> _WHAT IS BEING ASKED_
Pictures do not belong in the copy; quote every entry below exactly.

> _INFORMATION SHOWN_
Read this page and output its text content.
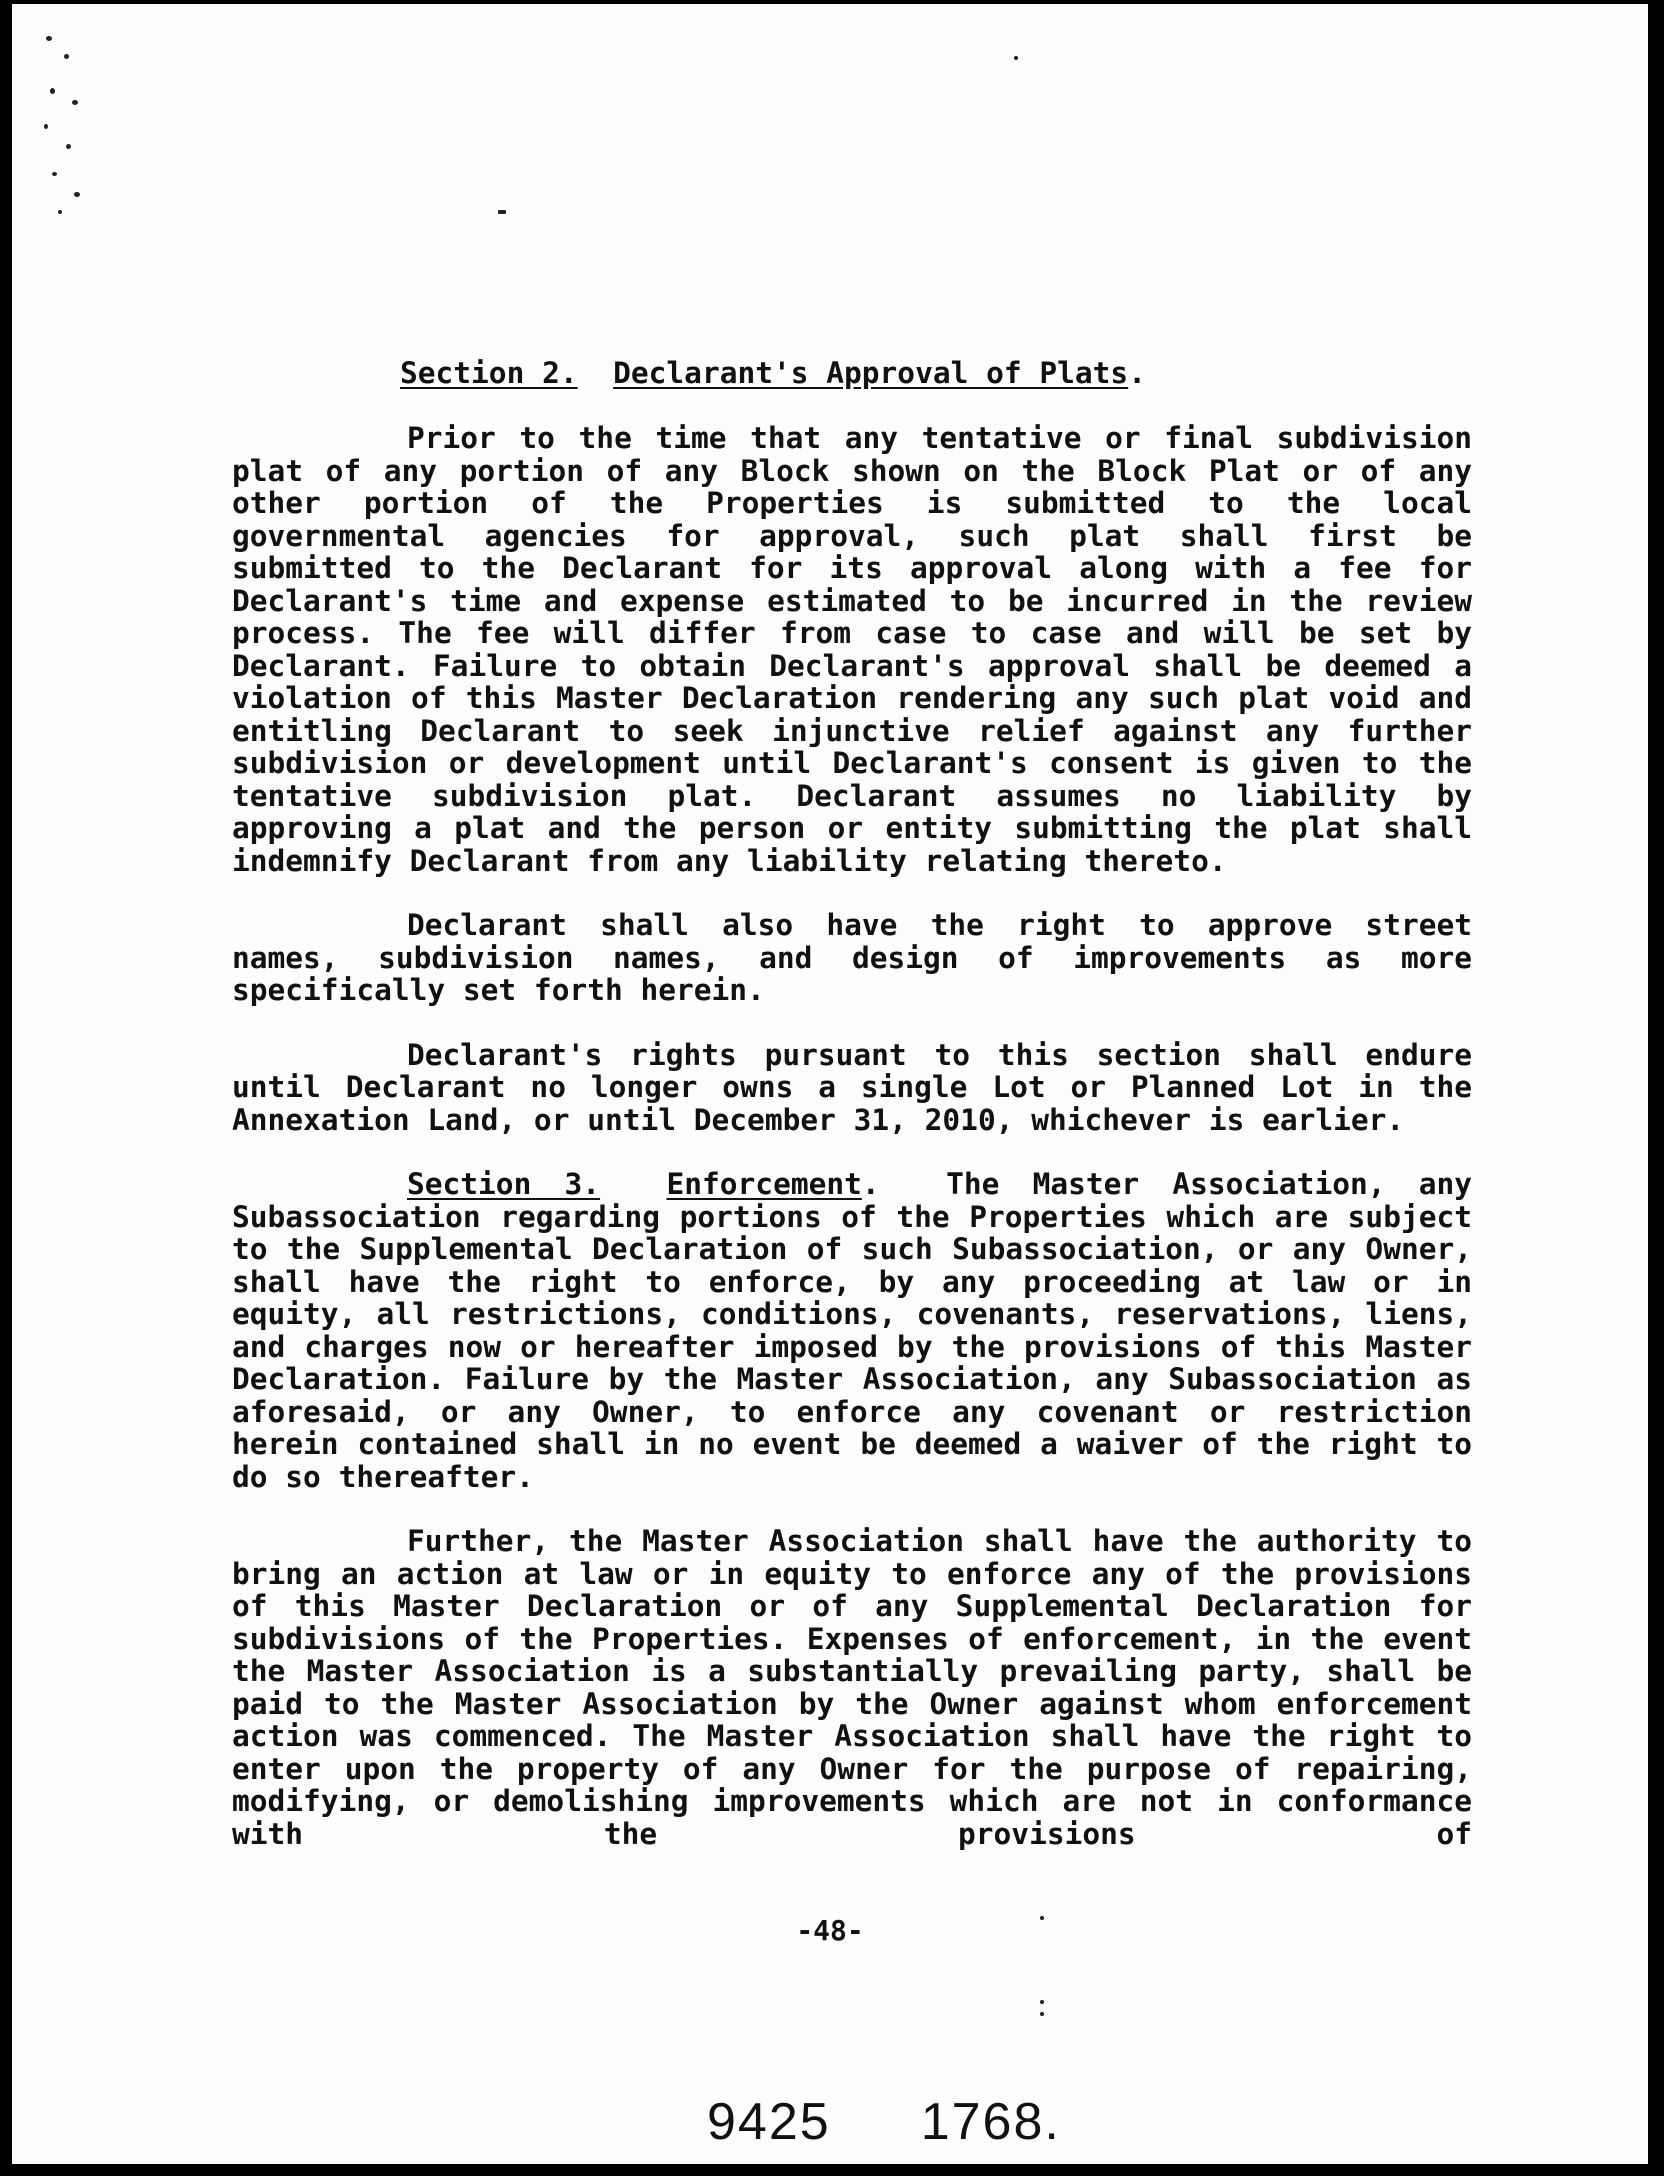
Section 2. Declarant's Approval of Plats.

Prior to the time that any tentative or final subdivision plat of any portion of any Block shown on the Block Plat or of any other portion of the Properties is submitted to the local governmental agencies for approval, such plat shall first be submitted to the Declarant for its approval along with a fee for Declarant's time and expense estimated to be incurred in the review process. The fee will differ from case to case and will be set by Declarant. Failure to obtain Declarant's approval shall be deemed a violation of this Master Declaration rendering any such plat void and entitling Declarant to seek injunctive relief against any further subdivision or development until Declarant's consent is given to the tentative subdivision plat. Declarant assumes no liability by approving a plat and the person or entity submitting the plat shall indemnify Declarant from any liability relating thereto.

Declarant shall also have the right to approve street names, subdivision names, and design of improvements as more specifically set forth herein.

Declarant's rights pursuant to this section shall endure until Declarant no longer owns a single Lot or Planned Lot in the Annexation Land, or until December 31, 2010, whichever is earlier.

Section 3. Enforcement.  The Master Association, any Subassociation regarding portions of the Properties which are subject to the Supplemental Declaration of such Subassociation, or any Owner, shall have the right to enforce, by any proceeding at law or in equity, all restrictions, conditions, covenants, reservations, liens, and charges now or hereafter imposed by the provisions of this Master Declaration. Failure by the Master Association, any Subassociation as aforesaid, or any Owner, to enforce any covenant or restriction herein contained shall in no event be deemed a waiver of the right to do so thereafter.

Further, the Master Association shall have the authority to bring an action at law or in equity to enforce any of the provisions of this Master Declaration or of any Supplemental Declaration for subdivisions of the Properties. Expenses of enforcement, in the event the Master Association is a substantially prevailing party, shall be paid to the Master Association by the Owner against whom enforcement action was commenced. The Master Association shall have the right to enter upon the property of any Owner for the purpose of repairing, modifying, or demolishing improvements which are not in conformance with the provisions of

-48-
9425 1768.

> _THE OUTPUT_
Read this page and output its text content.
Section 2. Declarant's Approval of Plats.

Prior to the time that any tentative or final subdivision plat of any portion of any Block shown on the Block Plat or of any other portion of the Properties is submitted to the local governmental agencies for approval, such plat shall first be submitted to the Declarant for its approval along with a fee for Declarant's time and expense estimated to be incurred in the review process. The fee will differ from case to case and will be set by Declarant. Failure to obtain Declarant's approval shall be deemed a violation of this Master Declaration rendering any such plat void and entitling Declarant to seek injunctive relief against any further subdivision or development until Declarant's consent is given to the tentative subdivision plat. Declarant assumes no liability by approving a plat and the person or entity submitting the plat shall indemnify Declarant from any liability relating thereto.

Declarant shall also have the right to approve street names, subdivision names, and design of improvements as more specifically set forth herein.

Declarant's rights pursuant to this section shall endure until Declarant no longer owns a single Lot or Planned Lot in the Annexation Land, or until December 31, 2010, whichever is earlier.

Section 3. Enforcement.  The Master Association, any Subassociation regarding portions of the Properties which are subject to the Supplemental Declaration of such Subassociation, or any Owner, shall have the right to enforce, by any proceeding at law or in equity, all restrictions, conditions, covenants, reservations, liens, and charges now or hereafter imposed by the provisions of this Master Declaration. Failure by the Master Association, any Subassociation as aforesaid, or any Owner, to enforce any covenant or restriction herein contained shall in no event be deemed a waiver of the right to do so thereafter.

Further, the Master Association shall have the authority to bring an action at law or in equity to enforce any of the provisions of this Master Declaration or of any Supplemental Declaration for subdivisions of the Properties. Expenses of enforcement, in the event the Master Association is a substantially prevailing party, shall be paid to the Master Association by the Owner against whom enforcement action was commenced. The Master Association shall have the right to enter upon the property of any Owner for the purpose of repairing, modifying, or demolishing improvements which are not in conformance with the provisions of

-48-
9425 1768.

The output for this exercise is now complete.